** BEGIN **

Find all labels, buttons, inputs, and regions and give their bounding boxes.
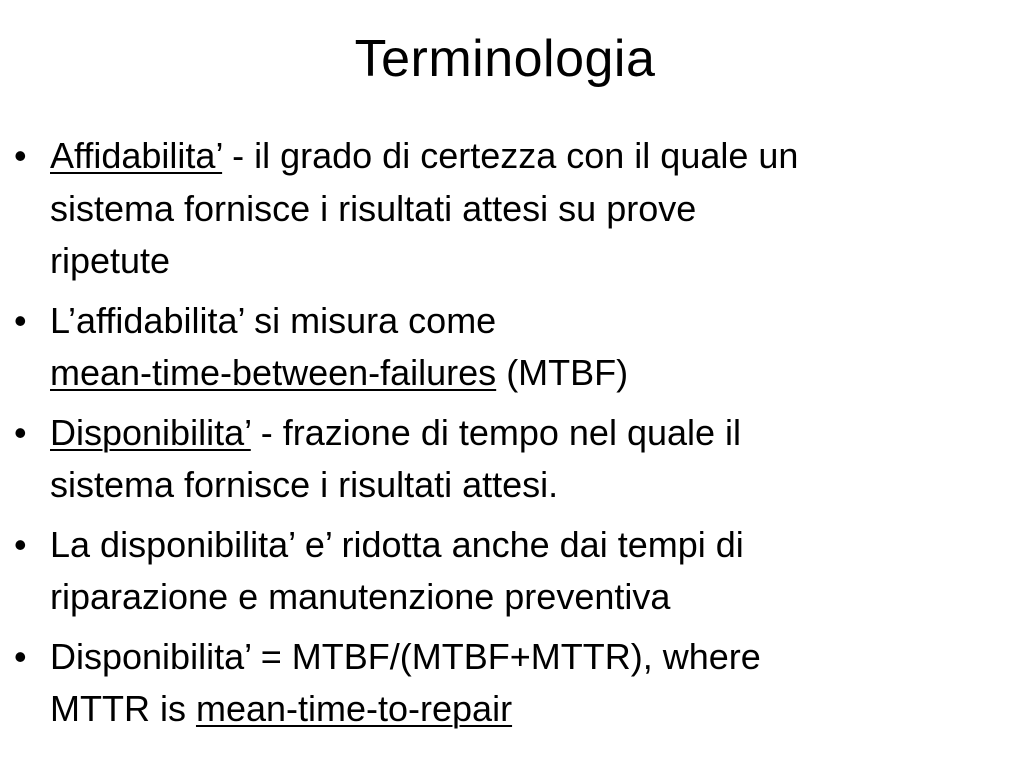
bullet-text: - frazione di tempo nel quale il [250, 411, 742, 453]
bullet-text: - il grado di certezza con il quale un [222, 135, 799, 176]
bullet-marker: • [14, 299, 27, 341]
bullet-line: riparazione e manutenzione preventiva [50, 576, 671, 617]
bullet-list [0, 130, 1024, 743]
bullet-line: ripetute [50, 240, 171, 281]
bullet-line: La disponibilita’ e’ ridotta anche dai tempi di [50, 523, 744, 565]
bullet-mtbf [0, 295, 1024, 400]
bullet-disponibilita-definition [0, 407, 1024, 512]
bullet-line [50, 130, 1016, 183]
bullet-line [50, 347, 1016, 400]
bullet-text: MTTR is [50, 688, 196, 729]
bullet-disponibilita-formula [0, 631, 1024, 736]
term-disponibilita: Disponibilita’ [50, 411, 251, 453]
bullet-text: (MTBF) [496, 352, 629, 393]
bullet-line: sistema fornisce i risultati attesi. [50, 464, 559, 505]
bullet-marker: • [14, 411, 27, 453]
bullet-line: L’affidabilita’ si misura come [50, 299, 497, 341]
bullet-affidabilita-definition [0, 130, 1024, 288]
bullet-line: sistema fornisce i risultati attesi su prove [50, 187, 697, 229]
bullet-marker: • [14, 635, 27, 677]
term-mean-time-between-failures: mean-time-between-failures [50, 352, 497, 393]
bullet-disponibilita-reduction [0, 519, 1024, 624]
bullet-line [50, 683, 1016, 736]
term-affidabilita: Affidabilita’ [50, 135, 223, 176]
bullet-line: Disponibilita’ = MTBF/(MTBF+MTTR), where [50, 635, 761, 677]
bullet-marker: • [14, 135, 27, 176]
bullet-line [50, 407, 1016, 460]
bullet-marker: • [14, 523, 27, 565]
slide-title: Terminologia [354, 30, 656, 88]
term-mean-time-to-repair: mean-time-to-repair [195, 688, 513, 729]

** END **
** BEGIN **

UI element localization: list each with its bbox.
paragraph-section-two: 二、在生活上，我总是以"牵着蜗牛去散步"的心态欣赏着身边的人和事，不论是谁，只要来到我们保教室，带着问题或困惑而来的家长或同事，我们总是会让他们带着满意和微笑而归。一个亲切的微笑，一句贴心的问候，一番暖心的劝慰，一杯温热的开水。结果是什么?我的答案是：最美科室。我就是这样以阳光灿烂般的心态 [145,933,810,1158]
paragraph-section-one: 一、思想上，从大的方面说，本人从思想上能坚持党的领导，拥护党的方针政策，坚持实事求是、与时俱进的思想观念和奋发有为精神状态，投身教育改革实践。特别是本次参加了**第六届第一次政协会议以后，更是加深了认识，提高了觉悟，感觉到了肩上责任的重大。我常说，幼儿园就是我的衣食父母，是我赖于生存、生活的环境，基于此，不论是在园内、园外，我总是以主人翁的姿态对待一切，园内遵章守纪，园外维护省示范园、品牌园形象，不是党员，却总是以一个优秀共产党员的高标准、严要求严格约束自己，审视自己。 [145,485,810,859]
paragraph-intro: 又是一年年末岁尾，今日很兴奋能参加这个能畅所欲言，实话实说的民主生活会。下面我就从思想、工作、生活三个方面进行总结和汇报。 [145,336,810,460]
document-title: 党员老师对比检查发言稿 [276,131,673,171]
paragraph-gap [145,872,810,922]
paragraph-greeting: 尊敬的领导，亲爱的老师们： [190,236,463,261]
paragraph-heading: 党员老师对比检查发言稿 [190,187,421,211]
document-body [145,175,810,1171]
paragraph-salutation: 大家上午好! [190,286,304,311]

** END **

Reproduce the data verbatim, from the line containing "Find all labels, buttons, inputs, and" through the line containing "688, 513, 729]", and omit the picture.

Find all labels, buttons, inputs, and regions and give their bounding boxes.
bullet-text: - frazione di tempo nel quale il [250, 411, 742, 453]
bullet-text: - il grado di certezza con il quale un [222, 135, 799, 176]
bullet-marker: • [14, 299, 27, 341]
bullet-line: riparazione e manutenzione preventiva [50, 576, 671, 617]
bullet-list [0, 130, 1024, 743]
bullet-line: ripetute [50, 240, 171, 281]
bullet-line: La disponibilita’ e’ ridotta anche dai tempi di [50, 523, 744, 565]
bullet-mtbf [0, 295, 1024, 400]
bullet-disponibilita-definition [0, 407, 1024, 512]
bullet-line [50, 130, 1016, 183]
bullet-line [50, 347, 1016, 400]
bullet-text: MTTR is [50, 688, 196, 729]
bullet-disponibilita-formula [0, 631, 1024, 736]
term-disponibilita: Disponibilita’ [50, 411, 251, 453]
bullet-text: (MTBF) [496, 352, 629, 393]
bullet-line: sistema fornisce i risultati attesi. [50, 464, 559, 505]
bullet-marker: • [14, 411, 27, 453]
bullet-line: L’affidabilita’ si misura come [50, 299, 497, 341]
bullet-affidabilita-definition [0, 130, 1024, 288]
bullet-line: sistema fornisce i risultati attesi su prove [50, 187, 697, 229]
bullet-marker: • [14, 635, 27, 677]
term-mean-time-between-failures: mean-time-between-failures [50, 352, 497, 393]
bullet-disponibilita-reduction [0, 519, 1024, 624]
bullet-line [50, 683, 1016, 736]
term-affidabilita: Affidabilita’ [50, 135, 223, 176]
bullet-line: Disponibilita’ = MTBF/(MTBF+MTTR), where [50, 635, 761, 677]
bullet-marker: • [14, 135, 27, 176]
bullet-line [50, 407, 1016, 460]
bullet-marker: • [14, 523, 27, 565]
slide-title: Terminologia [354, 30, 656, 88]
term-mean-time-to-repair: mean-time-to-repair [195, 688, 513, 729]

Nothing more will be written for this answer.